— Start —

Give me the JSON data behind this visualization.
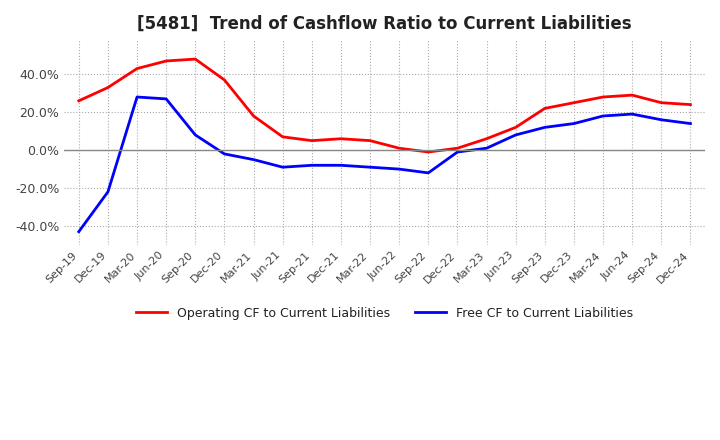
{
  "title": "[5481]  Trend of Cashflow Ratio to Current Liabilities",
  "x_labels": [
    "Sep-19",
    "Dec-19",
    "Mar-20",
    "Jun-20",
    "Sep-20",
    "Dec-20",
    "Mar-21",
    "Jun-21",
    "Sep-21",
    "Dec-21",
    "Mar-22",
    "Jun-22",
    "Sep-22",
    "Dec-22",
    "Mar-23",
    "Jun-23",
    "Sep-23",
    "Dec-23",
    "Mar-24",
    "Jun-24",
    "Sep-24",
    "Dec-24"
  ],
  "operating_cf": [
    0.26,
    0.33,
    0.43,
    0.47,
    0.48,
    0.37,
    0.18,
    0.07,
    0.05,
    0.06,
    0.05,
    0.01,
    -0.01,
    0.01,
    0.06,
    0.12,
    0.22,
    0.25,
    0.28,
    0.29,
    0.25,
    0.24
  ],
  "free_cf": [
    -0.43,
    -0.22,
    0.28,
    0.27,
    0.08,
    -0.02,
    -0.05,
    -0.09,
    -0.08,
    -0.08,
    -0.09,
    -0.1,
    -0.12,
    -0.01,
    0.01,
    0.08,
    0.12,
    0.14,
    0.18,
    0.19,
    0.16,
    0.14
  ],
  "operating_color": "#ff0000",
  "free_color": "#0000ff",
  "ylim": [
    -0.5,
    0.58
  ],
  "yticks": [
    -0.4,
    -0.2,
    0.0,
    0.2,
    0.4
  ],
  "ytick_labels": [
    "-40.0%",
    "-20.0%",
    "0.0%",
    "20.0%",
    "40.0%"
  ],
  "legend_operating": "Operating CF to Current Liabilities",
  "legend_free": "Free CF to Current Liabilities",
  "background_color": "#ffffff",
  "grid_color": "#aaaaaa"
}
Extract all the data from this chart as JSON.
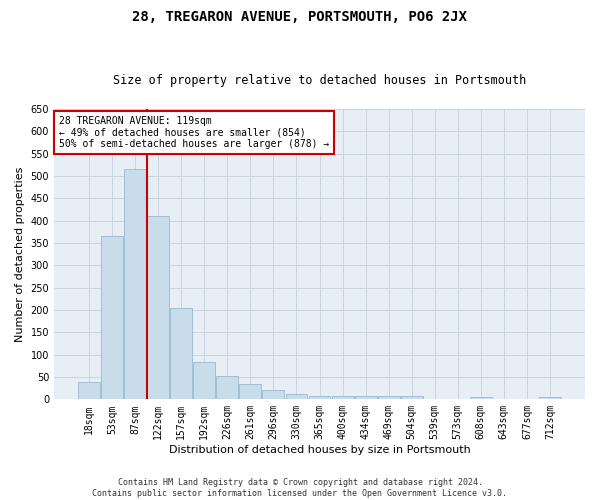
{
  "title": "28, TREGARON AVENUE, PORTSMOUTH, PO6 2JX",
  "subtitle": "Size of property relative to detached houses in Portsmouth",
  "xlabel": "Distribution of detached houses by size in Portsmouth",
  "ylabel": "Number of detached properties",
  "footer_line1": "Contains HM Land Registry data © Crown copyright and database right 2024.",
  "footer_line2": "Contains public sector information licensed under the Open Government Licence v3.0.",
  "bar_labels": [
    "18sqm",
    "53sqm",
    "87sqm",
    "122sqm",
    "157sqm",
    "192sqm",
    "226sqm",
    "261sqm",
    "296sqm",
    "330sqm",
    "365sqm",
    "400sqm",
    "434sqm",
    "469sqm",
    "504sqm",
    "539sqm",
    "573sqm",
    "608sqm",
    "643sqm",
    "677sqm",
    "712sqm"
  ],
  "bar_values": [
    38,
    365,
    515,
    410,
    205,
    83,
    53,
    35,
    22,
    11,
    8,
    8,
    8,
    8,
    8,
    0,
    0,
    5,
    0,
    0,
    5
  ],
  "bar_color": "#c9dce9",
  "bar_edgecolor": "#9ab8cd",
  "vline_x": 2.5,
  "vline_color": "#cc0000",
  "annotation_text": "28 TREGARON AVENUE: 119sqm\n← 49% of detached houses are smaller (854)\n50% of semi-detached houses are larger (878) →",
  "annotation_box_color": "#ffffff",
  "annotation_box_edgecolor": "#cc0000",
  "ylim": [
    0,
    650
  ],
  "yticks": [
    0,
    50,
    100,
    150,
    200,
    250,
    300,
    350,
    400,
    450,
    500,
    550,
    600,
    650
  ],
  "grid_color": "#c8d4e0",
  "bg_color": "#e8eef5",
  "title_fontsize": 10,
  "subtitle_fontsize": 8.5,
  "ylabel_fontsize": 8,
  "xlabel_fontsize": 8,
  "tick_fontsize": 7,
  "annotation_fontsize": 7,
  "footer_fontsize": 6
}
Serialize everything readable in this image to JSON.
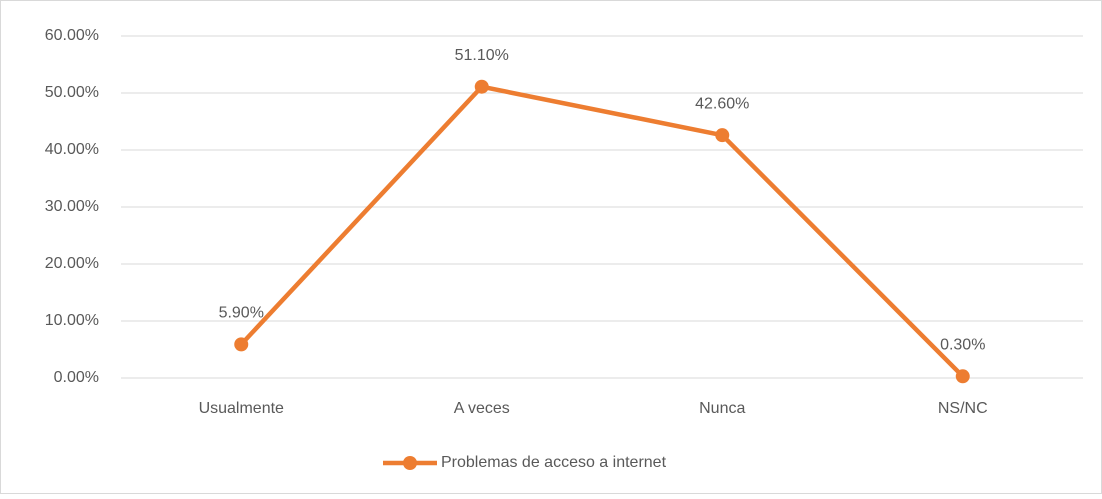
{
  "chart_data": {
    "type": "line",
    "categories": [
      "Usualmente",
      "A veces",
      "Nunca",
      "NS/NC"
    ],
    "series": [
      {
        "name": "Problemas de acceso a internet",
        "color": "#ed7d31",
        "values": [
          5.9,
          51.1,
          42.6,
          0.3
        ],
        "value_labels": [
          "5.90%",
          "51.10%",
          "42.60%",
          "0.30%"
        ]
      }
    ],
    "ylim": [
      0,
      60
    ],
    "yticks": [
      {
        "value": 0,
        "label": "0.00%"
      },
      {
        "value": 10,
        "label": "10.00%"
      },
      {
        "value": 20,
        "label": "20.00%"
      },
      {
        "value": 30,
        "label": "30.00%"
      },
      {
        "value": 40,
        "label": "40.00%"
      },
      {
        "value": 50,
        "label": "50.00%"
      },
      {
        "value": 60,
        "label": "60.00%"
      }
    ],
    "grid": true,
    "legend": "bottom"
  }
}
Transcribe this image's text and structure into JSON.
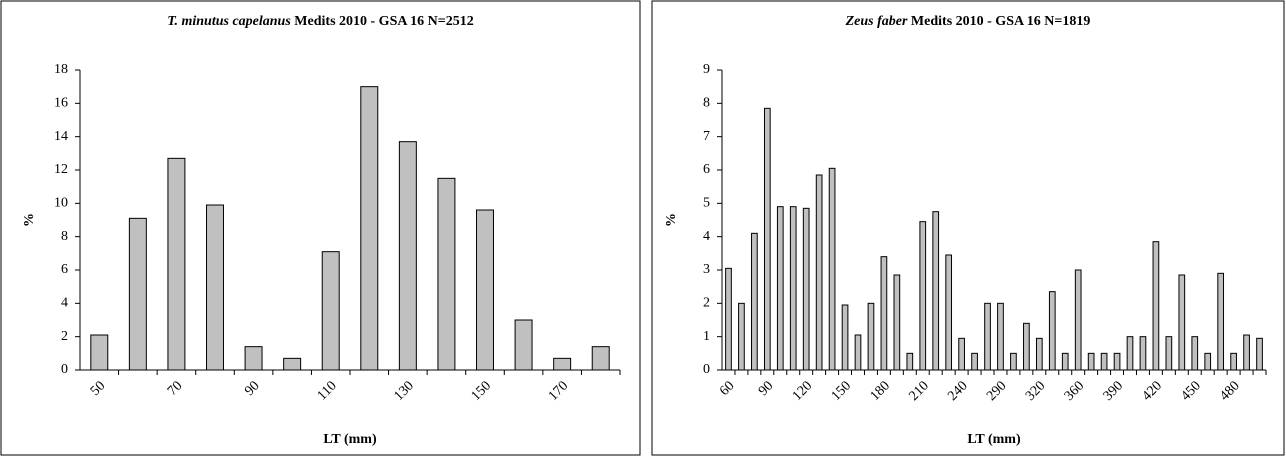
{
  "chart_data": [
    {
      "type": "bar",
      "title_species": "T. minutus capelanus",
      "title": "Medits 2010 - GSA 16 N=2512",
      "xlabel": "LT (mm)",
      "ylabel": "%",
      "categories": [
        "50",
        null,
        "70",
        null,
        "90",
        null,
        "110",
        null,
        "130",
        null,
        "150",
        null,
        "170",
        null
      ],
      "values": [
        2.1,
        9.1,
        12.7,
        9.9,
        1.4,
        0.7,
        7.1,
        17.0,
        13.7,
        11.5,
        9.6,
        3.0,
        0.7,
        1.4
      ],
      "color": "#c0c0c0",
      "ylim": [
        0,
        18
      ],
      "yticks": [
        0,
        2,
        4,
        6,
        8,
        10,
        12,
        14,
        16,
        18
      ],
      "grid": false
    },
    {
      "type": "bar",
      "title_species": "Zeus faber",
      "title": "Medits 2010 - GSA 16 N=1819",
      "xlabel": "LT (mm)",
      "ylabel": "%",
      "categories": [
        "60",
        null,
        null,
        "90",
        null,
        null,
        "120",
        null,
        null,
        "150",
        null,
        null,
        "180",
        null,
        null,
        "210",
        null,
        null,
        "240",
        null,
        null,
        "290",
        null,
        null,
        "320",
        null,
        null,
        "360",
        null,
        null,
        "390",
        null,
        null,
        "420",
        null,
        null,
        "450",
        null,
        null,
        "480",
        null,
        null
      ],
      "values": [
        3.05,
        2.0,
        4.1,
        7.85,
        4.9,
        4.9,
        4.85,
        5.85,
        6.05,
        1.95,
        1.05,
        2.0,
        3.4,
        2.85,
        0.5,
        4.45,
        4.75,
        3.45,
        0.95,
        0.5,
        2.0,
        2.0,
        0.5,
        1.4,
        0.95,
        2.35,
        0.5,
        3.0,
        0.5,
        0.5,
        0.5,
        1.0,
        1.0,
        3.85,
        1.0,
        2.85,
        1.0,
        0.5,
        2.9,
        0.5,
        1.05,
        0.95
      ],
      "color": "#c0c0c0",
      "ylim": [
        0,
        9
      ],
      "yticks": [
        0,
        1,
        2,
        3,
        4,
        5,
        6,
        7,
        8,
        9
      ],
      "grid": false
    }
  ]
}
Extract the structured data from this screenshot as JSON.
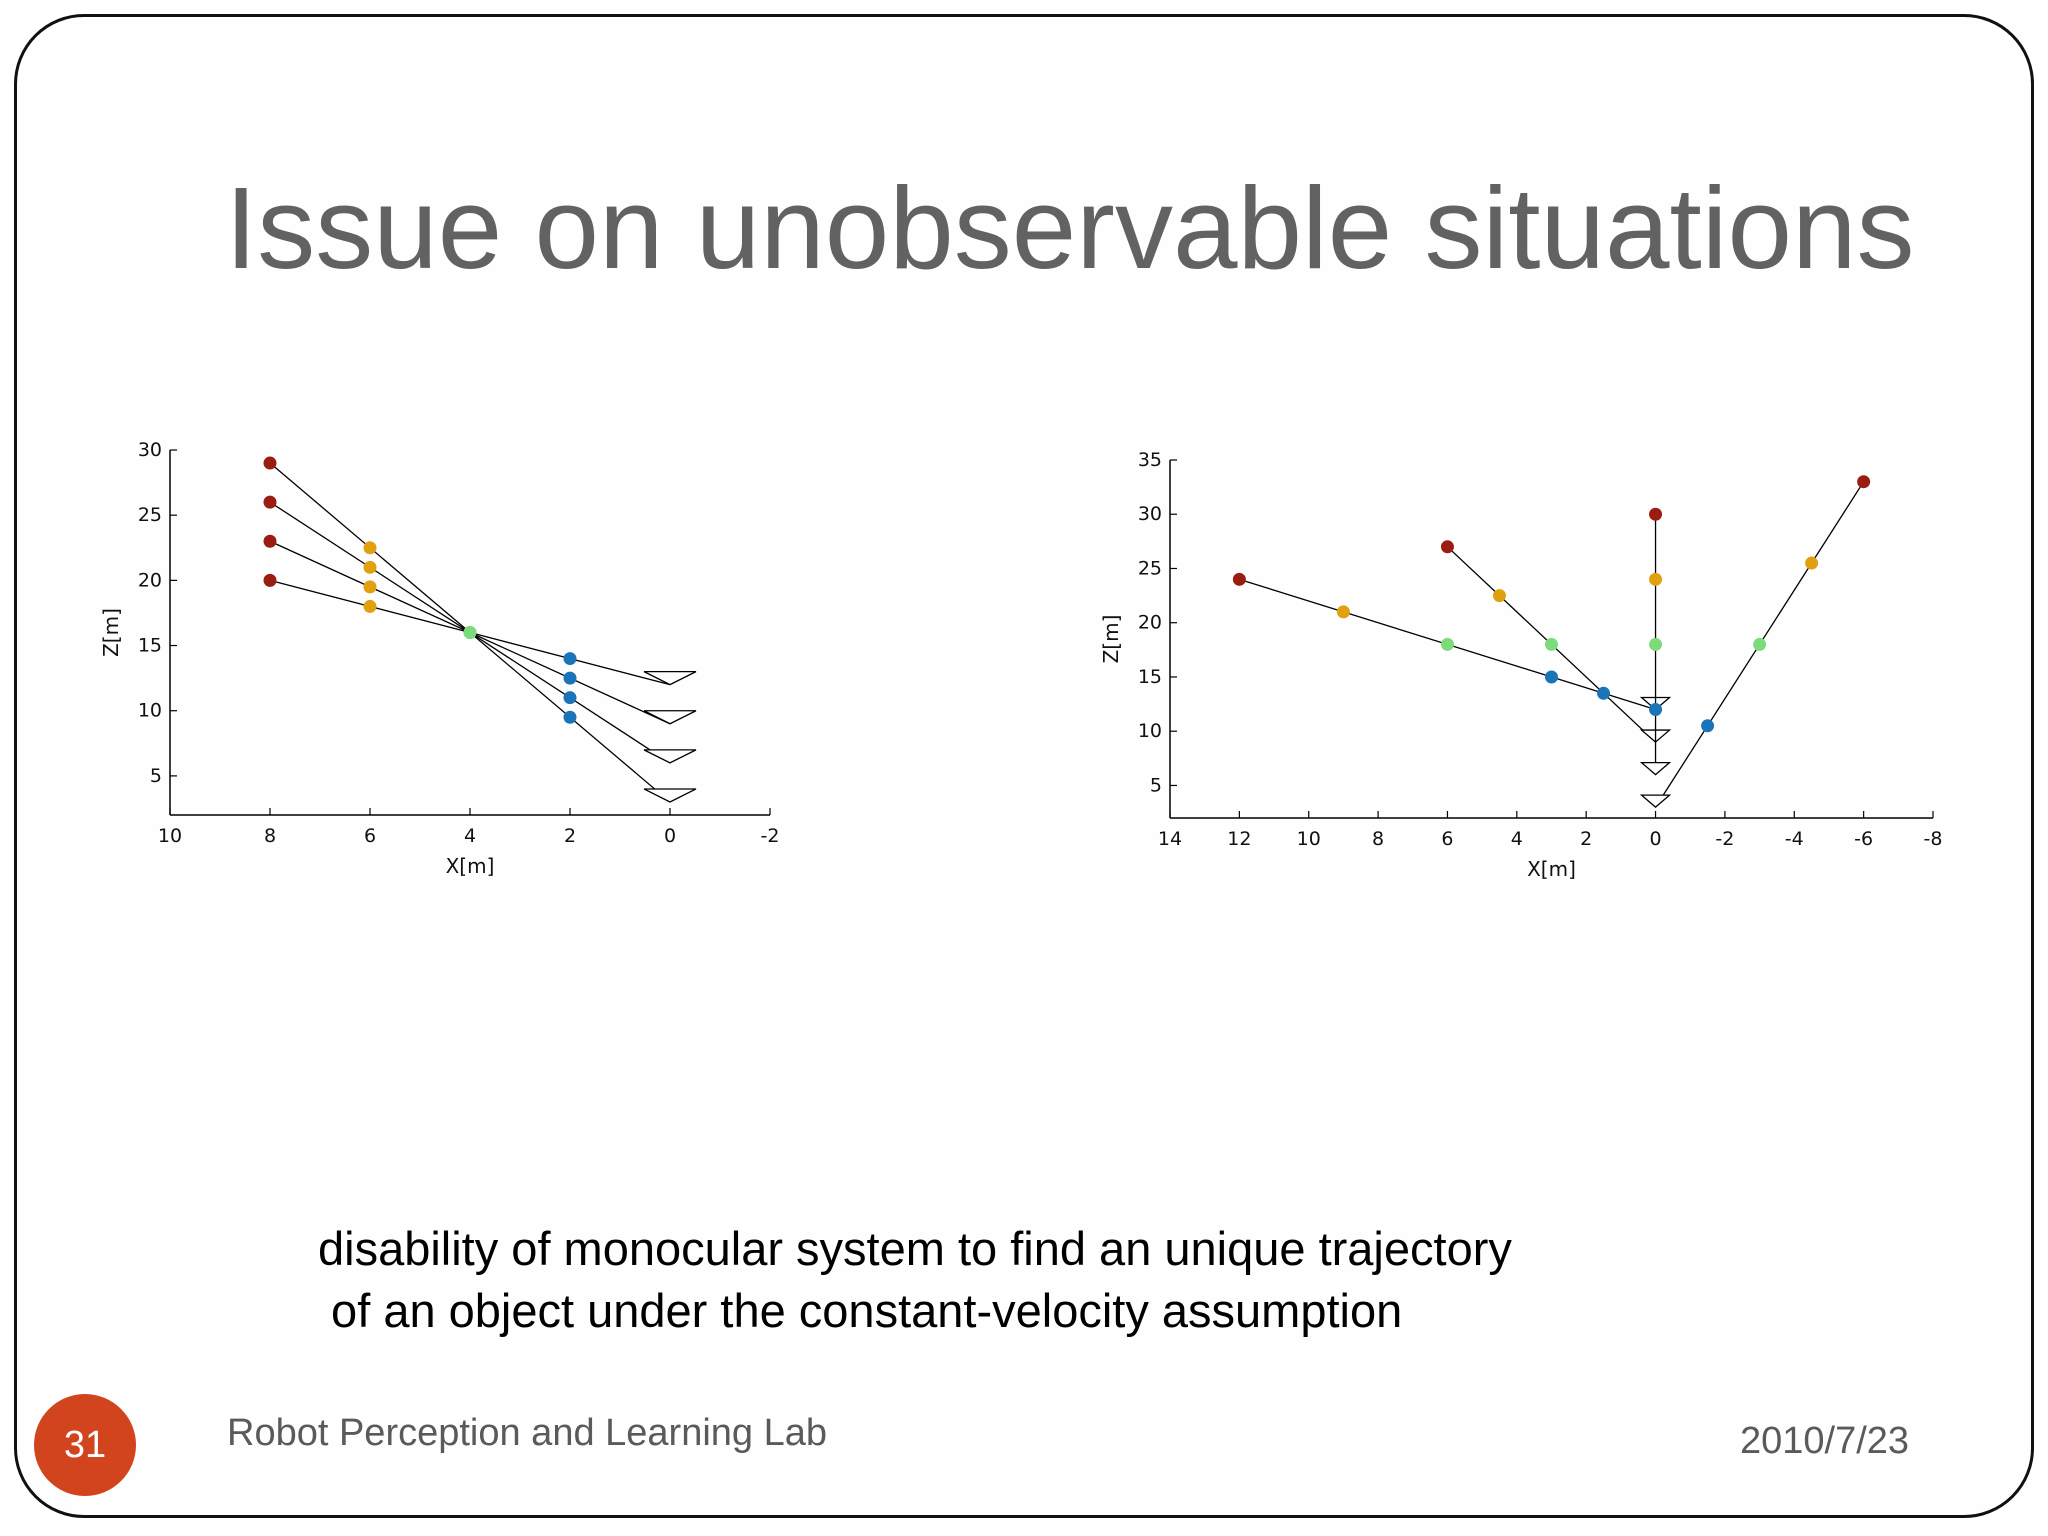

— End —

▸ What is being asked
Output each line exactly; omit every picture.

▸ Solved exercise
Give me the JSON data behind this visualization.
{
  "title": "[5481]  Trend of Cashflow Ratio to Current Liabilities",
  "x_labels": [
    "Sep-19",
    "Dec-19",
    "Mar-20",
    "Jun-20",
    "Sep-20",
    "Dec-20",
    "Mar-21",
    "Jun-21",
    "Sep-21",
    "Dec-21",
    "Mar-22",
    "Jun-22",
    "Sep-22",
    "Dec-22",
    "Mar-23",
    "Jun-23",
    "Sep-23",
    "Dec-23",
    "Mar-24",
    "Jun-24",
    "Sep-24",
    "Dec-24"
  ],
  "operating_cf": [
    0.26,
    0.33,
    0.43,
    0.47,
    0.48,
    0.37,
    0.18,
    0.07,
    0.05,
    0.06,
    0.05,
    0.01,
    -0.01,
    0.01,
    0.06,
    0.12,
    0.22,
    0.25,
    0.28,
    0.29,
    0.25,
    0.24
  ],
  "free_cf": [
    -0.43,
    -0.22,
    0.28,
    0.27,
    0.08,
    -0.02,
    -0.05,
    -0.09,
    -0.08,
    -0.08,
    -0.09,
    -0.1,
    -0.12,
    -0.01,
    0.01,
    0.08,
    0.12,
    0.14,
    0.18,
    0.19,
    0.16,
    0.14
  ],
  "operating_color": "#ff0000",
  "free_color": "#0000ff",
  "ylim": [
    -0.5,
    0.58
  ],
  "yticks": [
    -0.4,
    -0.2,
    0.0,
    0.2,
    0.4
  ],
  "ytick_labels": [
    "-40.0%",
    "-20.0%",
    "0.0%",
    "20.0%",
    "40.0%"
  ],
  "legend_operating": "Operating CF to Current Liabilities",
  "legend_free": "Free CF to Current Liabilities",
  "background_color": "#ffffff",
  "grid_color": "#aaaaaa"
}
Extract all the data from this chart as JSON.
{
  "title": "28, TREGARON AVENUE, PORTSMOUTH, PO6 2JX",
  "subtitle": "Size of property relative to detached houses in Portsmouth",
  "xlabel": "Distribution of detached houses by size in Portsmouth",
  "ylabel": "Number of detached properties",
  "footer_line1": "Contains HM Land Registry data © Crown copyright and database right 2024.",
  "footer_line2": "Contains public sector information licensed under the Open Government Licence v3.0.",
  "bar_labels": [
    "18sqm",
    "53sqm",
    "87sqm",
    "122sqm",
    "157sqm",
    "192sqm",
    "226sqm",
    "261sqm",
    "296sqm",
    "330sqm",
    "365sqm",
    "400sqm",
    "434sqm",
    "469sqm",
    "504sqm",
    "539sqm",
    "573sqm",
    "608sqm",
    "643sqm",
    "677sqm",
    "712sqm"
  ],
  "bar_values": [
    38,
    365,
    515,
    410,
    205,
    83,
    53,
    35,
    22,
    11,
    8,
    8,
    8,
    8,
    8,
    0,
    0,
    5,
    0,
    0,
    5
  ],
  "bar_color": "#c9dce9",
  "bar_edgecolor": "#9ab8cd",
  "vline_x": 2.5,
  "vline_color": "#cc0000",
  "annotation_text": "28 TREGARON AVENUE: 119sqm\n← 49% of detached houses are smaller (854)\n50% of semi-detached houses are larger (878) →",
  "annotation_box_color": "#ffffff",
  "annotation_box_edgecolor": "#cc0000",
  "ylim": [
    0,
    650
  ],
  "yticks": [
    0,
    50,
    100,
    150,
    200,
    250,
    300,
    350,
    400,
    450,
    500,
    550,
    600,
    650
  ],
  "grid_color": "#c8d4e0",
  "bg_color": "#e8eef5",
  "title_fontsize": 10,
  "subtitle_fontsize": 8.5,
  "ylabel_fontsize": 8,
  "xlabel_fontsize": 8,
  "tick_fontsize": 7,
  "annotation_fontsize": 7,
  "footer_fontsize": 6
}
Serialize everything readable in this image to JSON.
{
  "chart_data": {
    "type": "line",
    "categories": [
      "Usualmente",
      "A veces",
      "Nunca",
      "NS/NC"
    ],
    "series": [
      {
        "name": "Problemas de acceso a internet",
        "color": "#ed7d31",
        "values": [
          5.9,
          51.1,
          42.6,
          0.3
        ],
        "value_labels": [
          "5.90%",
          "51.10%",
          "42.60%",
          "0.30%"
        ]
      }
    ],
    "ylim": [
      0,
      60
    ],
    "yticks": [
      {
        "value": 0,
        "label": "0.00%"
      },
      {
        "value": 10,
        "label": "10.00%"
      },
      {
        "value": 20,
        "label": "20.00%"
      },
      {
        "value": 30,
        "label": "30.00%"
      },
      {
        "value": 40,
        "label": "40.00%"
      },
      {
        "value": 50,
        "label": "50.00%"
      },
      {
        "value": 60,
        "label": "60.00%"
      }
    ],
    "grid": true,
    "legend": "bottom"
  }
}
Transcribe this image's text and structure into JSON.
{
  "chart_data": [
    {
      "type": "bar",
      "title_species": "T. minutus capelanus",
      "title": "Medits 2010 - GSA 16 N=2512",
      "xlabel": "LT (mm)",
      "ylabel": "%",
      "categories": [
        "50",
        null,
        "70",
        null,
        "90",
        null,
        "110",
        null,
        "130",
        null,
        "150",
        null,
        "170",
        null
      ],
      "values": [
        2.1,
        9.1,
        12.7,
        9.9,
        1.4,
        0.7,
        7.1,
        17.0,
        13.7,
        11.5,
        9.6,
        3.0,
        0.7,
        1.4
      ],
      "color": "#c0c0c0",
      "ylim": [
        0,
        18
      ],
      "yticks": [
        0,
        2,
        4,
        6,
        8,
        10,
        12,
        14,
        16,
        18
      ],
      "grid": false
    },
    {
      "type": "bar",
      "title_species": "Zeus faber",
      "title": "Medits 2010 - GSA 16 N=1819",
      "xlabel": "LT (mm)",
      "ylabel": "%",
      "categories": [
        "60",
        null,
        null,
        "90",
        null,
        null,
        "120",
        null,
        null,
        "150",
        null,
        null,
        "180",
        null,
        null,
        "210",
        null,
        null,
        "240",
        null,
        null,
        "290",
        null,
        null,
        "320",
        null,
        null,
        "360",
        null,
        null,
        "390",
        null,
        null,
        "420",
        null,
        null,
        "450",
        null,
        null,
        "480",
        null,
        null
      ],
      "values": [
        3.05,
        2.0,
        4.1,
        7.85,
        4.9,
        4.9,
        4.85,
        5.85,
        6.05,
        1.95,
        1.05,
        2.0,
        3.4,
        2.85,
        0.5,
        4.45,
        4.75,
        3.45,
        0.95,
        0.5,
        2.0,
        2.0,
        0.5,
        1.4,
        0.95,
        2.35,
        0.5,
        3.0,
        0.5,
        0.5,
        0.5,
        1.0,
        1.0,
        3.85,
        1.0,
        2.85,
        1.0,
        0.5,
        2.9,
        0.5,
        1.05,
        0.95
      ],
      "color": "#c0c0c0",
      "ylim": [
        0,
        9
      ],
      "yticks": [
        0,
        1,
        2,
        3,
        4,
        5,
        6,
        7,
        8,
        9
      ],
      "grid": false
    }
  ]
}
Extract the structured data from this screenshot as JSON.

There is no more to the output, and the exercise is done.